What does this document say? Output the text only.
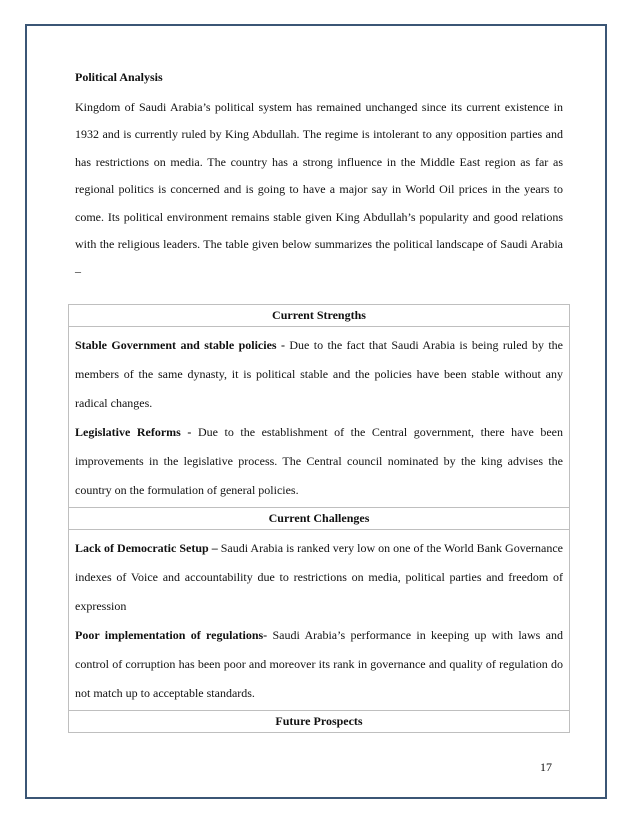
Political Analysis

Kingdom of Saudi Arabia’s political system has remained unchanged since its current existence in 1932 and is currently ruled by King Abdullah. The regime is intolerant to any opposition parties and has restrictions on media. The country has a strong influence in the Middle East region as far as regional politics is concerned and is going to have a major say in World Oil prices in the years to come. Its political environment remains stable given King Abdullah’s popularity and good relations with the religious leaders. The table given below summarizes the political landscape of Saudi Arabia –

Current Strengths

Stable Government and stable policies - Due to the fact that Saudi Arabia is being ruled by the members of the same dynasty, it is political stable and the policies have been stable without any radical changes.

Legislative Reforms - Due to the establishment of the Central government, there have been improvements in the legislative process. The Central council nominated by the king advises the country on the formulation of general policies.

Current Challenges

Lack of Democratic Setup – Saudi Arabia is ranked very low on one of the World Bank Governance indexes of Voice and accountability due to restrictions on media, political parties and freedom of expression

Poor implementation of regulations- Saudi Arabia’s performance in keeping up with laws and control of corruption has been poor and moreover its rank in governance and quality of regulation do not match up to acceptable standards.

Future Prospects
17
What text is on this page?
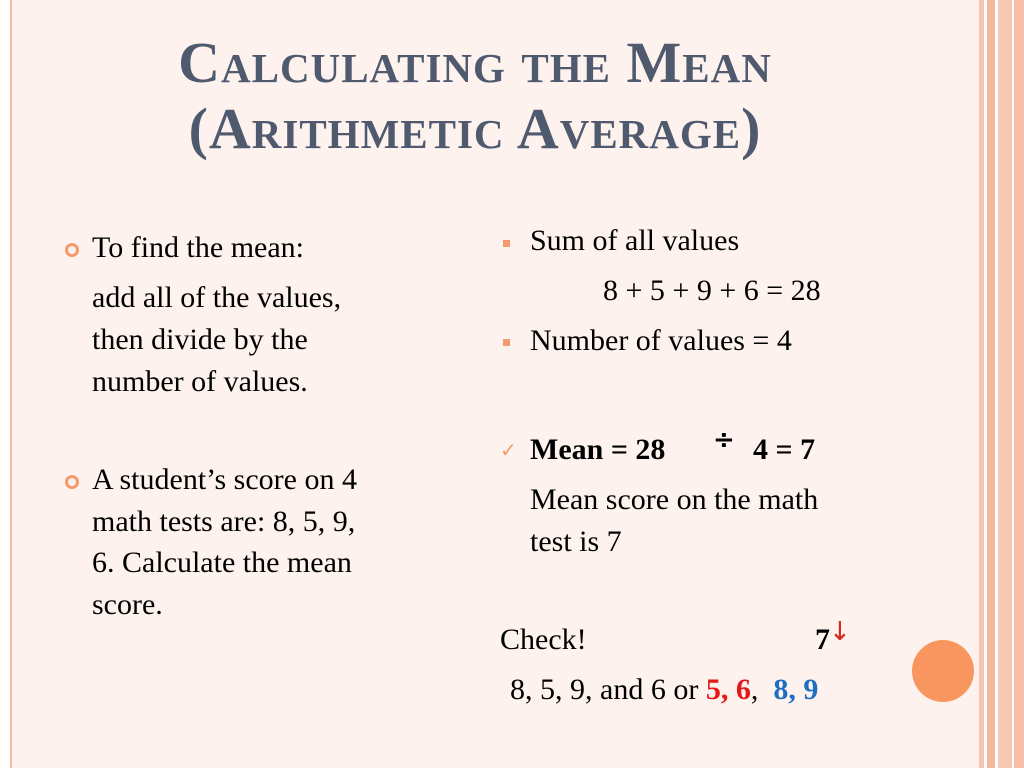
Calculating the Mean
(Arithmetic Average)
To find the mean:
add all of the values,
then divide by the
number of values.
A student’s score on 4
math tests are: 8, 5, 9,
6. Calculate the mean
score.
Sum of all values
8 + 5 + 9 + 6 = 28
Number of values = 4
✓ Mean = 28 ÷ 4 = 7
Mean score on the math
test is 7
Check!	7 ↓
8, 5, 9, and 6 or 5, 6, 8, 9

--------------------

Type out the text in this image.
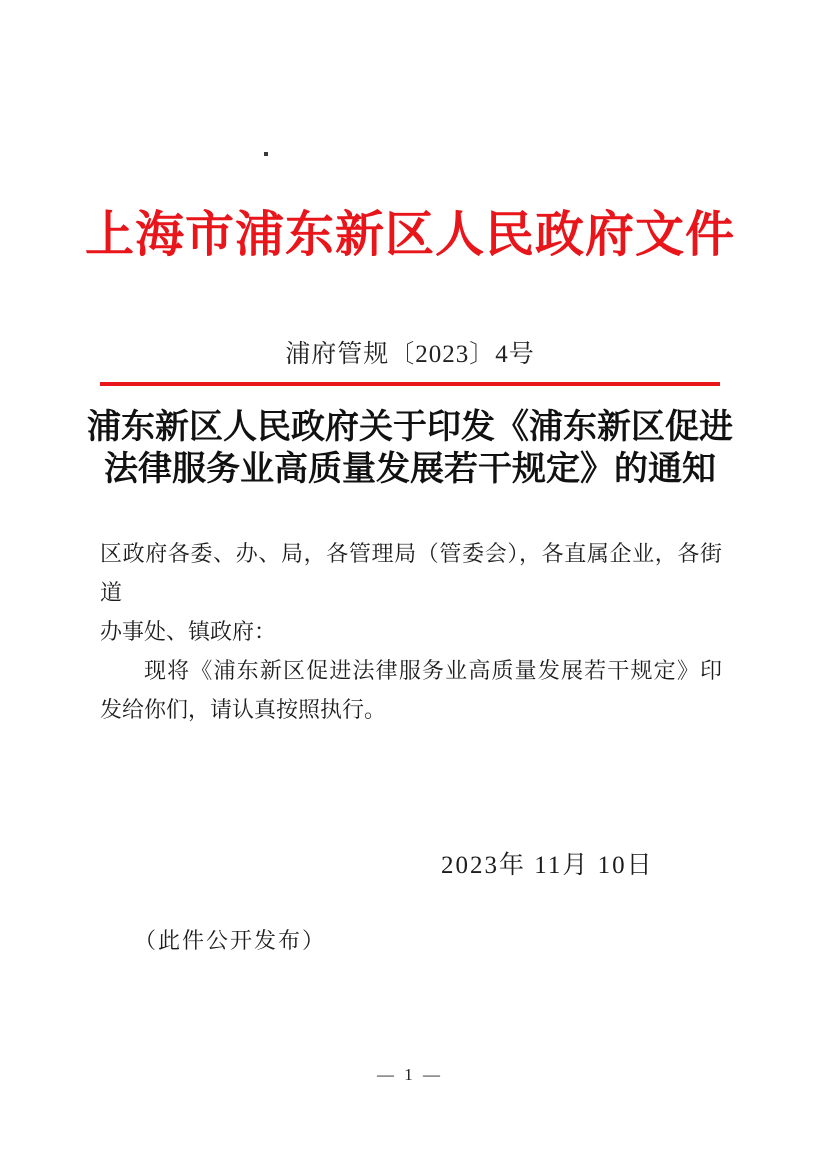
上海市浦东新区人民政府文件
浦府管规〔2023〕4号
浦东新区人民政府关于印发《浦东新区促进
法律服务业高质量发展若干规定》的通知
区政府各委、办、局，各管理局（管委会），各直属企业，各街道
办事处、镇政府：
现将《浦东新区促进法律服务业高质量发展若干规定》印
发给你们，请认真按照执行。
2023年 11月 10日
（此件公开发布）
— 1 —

--------------------

Pick out and copy the lines of the entries that hold the string "score".

A student’s score on 4
score.
Mean score on the math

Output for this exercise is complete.